> [Collected data entries]
----------

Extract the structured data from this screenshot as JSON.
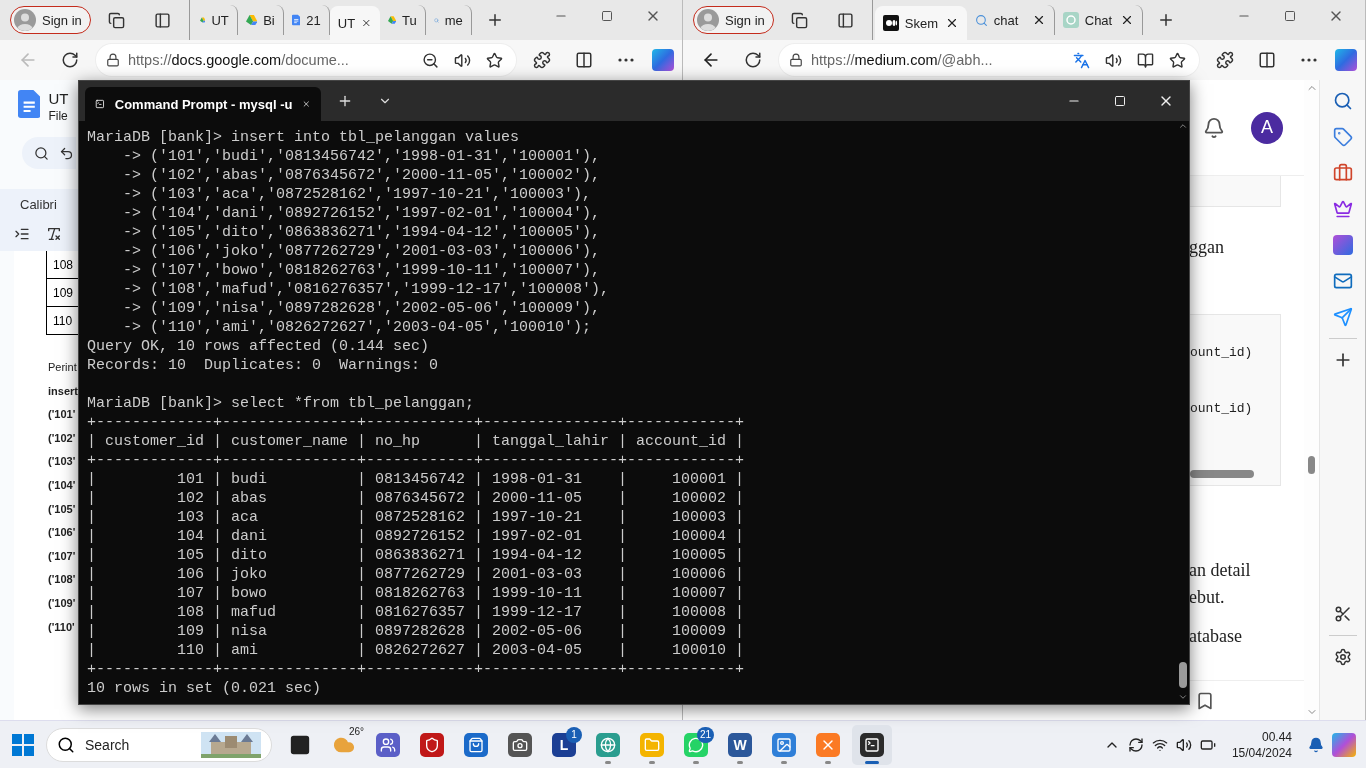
{
  "browsers": [
    {
      "sign_in": "Sign in",
      "back_enabled": false,
      "address": {
        "scheme": "https://",
        "host": "docs.google.com",
        "path": "/docume..."
      },
      "tabs": [
        {
          "label": "UT",
          "kind": "drive",
          "selected": false,
          "closable": false
        },
        {
          "label": "Bi",
          "kind": "drive",
          "selected": false,
          "closable": false
        },
        {
          "label": "21",
          "kind": "docs",
          "selected": false,
          "closable": false
        },
        {
          "label": "UT",
          "kind": "plain",
          "selected": true,
          "closable": true
        },
        {
          "label": "Tu",
          "kind": "drive",
          "selected": false,
          "closable": false
        },
        {
          "label": "me",
          "kind": "search",
          "selected": false,
          "closable": false
        }
      ]
    },
    {
      "sign_in": "Sign in",
      "back_enabled": true,
      "address": {
        "scheme": "https://",
        "host": "medium.com",
        "path": "/@abh..."
      },
      "tabs": [
        {
          "label": "Skem",
          "kind": "medium",
          "selected": true,
          "closable": true
        },
        {
          "label": "chat",
          "kind": "search",
          "selected": false,
          "closable": true
        },
        {
          "label": "Chat",
          "kind": "chatgpt",
          "selected": false,
          "closable": true
        }
      ]
    }
  ],
  "docs_strip": {
    "title": "UT",
    "menu": "File",
    "font": "Calibri",
    "table_cells": [
      "108",
      "109",
      "110"
    ],
    "lines": [
      {
        "text": "Perint",
        "bold": false
      },
      {
        "text": "insert",
        "bold": true
      },
      {
        "text": "('101'",
        "bold": true
      },
      {
        "text": "('102'",
        "bold": true
      },
      {
        "text": "('103'",
        "bold": true
      },
      {
        "text": "('104'",
        "bold": true
      },
      {
        "text": "('105'",
        "bold": true
      },
      {
        "text": "('106'",
        "bold": true
      },
      {
        "text": "('107'",
        "bold": true
      },
      {
        "text": "('108'",
        "bold": true
      },
      {
        "text": "('109'",
        "bold": true
      },
      {
        "text": "('110'",
        "bold": true
      }
    ]
  },
  "medium_strip": {
    "avatar": "A",
    "heading": "ggan",
    "code_lines": [
      "ount_id)",
      "ount_id)"
    ],
    "paragraph_lines": [
      "an detail",
      "ebut.",
      "atabase"
    ]
  },
  "terminal": {
    "tab_title": "Command Prompt - mysql  -u",
    "blocks": [
      [
        "MariaDB [bank]> insert into tbl_pelanggan values",
        "    -> ('101','budi','0813456742','1998-01-31','100001'),",
        "    -> ('102','abas','0876345672','2000-11-05','100002'),",
        "    -> ('103','aca','0872528162','1997-10-21','100003'),",
        "    -> ('104','dani','0892726152','1997-02-01','100004'),",
        "    -> ('105','dito','0863836271','1994-04-12','100005'),",
        "    -> ('106','joko','0877262729','2001-03-03','100006'),",
        "    -> ('107','bowo','0818262763','1999-10-11','100007'),",
        "    -> ('108','mafud','0816276357','1999-12-17','100008'),",
        "    -> ('109','nisa','0897282628','2002-05-06','100009'),",
        "    -> ('110','ami','0826272627','2003-04-05','100010');",
        "Query OK, 10 rows affected (0.144 sec)",
        "Records: 10  Duplicates: 0  Warnings: 0"
      ],
      [
        "MariaDB [bank]> select *from tbl_pelanggan;",
        "+-------------+---------------+------------+---------------+------------+",
        "| customer_id | customer_name | no_hp      | tanggal_lahir | account_id |",
        "+-------------+---------------+------------+---------------+------------+",
        "|         101 | budi          | 0813456742 | 1998-01-31    |     100001 |",
        "|         102 | abas          | 0876345672 | 2000-11-05    |     100002 |",
        "|         103 | aca           | 0872528162 | 1997-10-21    |     100003 |",
        "|         104 | dani          | 0892726152 | 1997-02-01    |     100004 |",
        "|         105 | dito          | 0863836271 | 1994-04-12    |     100005 |",
        "|         106 | joko          | 0877262729 | 2001-03-03    |     100006 |",
        "|         107 | bowo          | 0818262763 | 1999-10-11    |     100007 |",
        "|         108 | mafud         | 0816276357 | 1999-12-17    |     100008 |",
        "|         109 | nisa          | 0897282628 | 2002-05-06    |     100009 |",
        "|         110 | ami           | 0826272627 | 2003-04-05    |     100010 |",
        "+-------------+---------------+------------+---------------+------------+",
        "10 rows in set (0.021 sec)"
      ]
    ]
  },
  "taskbar": {
    "search_placeholder": "Search",
    "time": "00.44",
    "date": "15/04/2024",
    "apps": [
      {
        "kind": "taskview",
        "running": false,
        "active": false
      },
      {
        "kind": "weather",
        "label": "26°",
        "running": false,
        "active": false
      },
      {
        "kind": "teams",
        "running": false,
        "active": false
      },
      {
        "kind": "shield",
        "running": false,
        "active": false
      },
      {
        "kind": "store",
        "running": false,
        "active": false
      },
      {
        "kind": "camera",
        "running": false,
        "active": false
      },
      {
        "kind": "letter",
        "label": "L",
        "badge": "1",
        "running": false,
        "active": false
      },
      {
        "kind": "edge",
        "running": true,
        "active": false
      },
      {
        "kind": "folder",
        "running": true,
        "active": false
      },
      {
        "kind": "chat",
        "badge": "21",
        "running": true,
        "active": false
      },
      {
        "kind": "word",
        "label": "W",
        "running": true,
        "active": false
      },
      {
        "kind": "photos",
        "running": true,
        "active": false
      },
      {
        "kind": "xampp",
        "running": true,
        "active": false
      },
      {
        "kind": "terminal",
        "running": true,
        "active": true
      }
    ]
  }
}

----------

> [Written problem]
Out of the records, collect only those lines that contain the string "dani".

> [Written solution]
        "    -> ('104','dani','0892726152','1997-02-01','100004'),",
        "|         104 | dani          | 0892726152 | 1997-02-01    |     100004 |",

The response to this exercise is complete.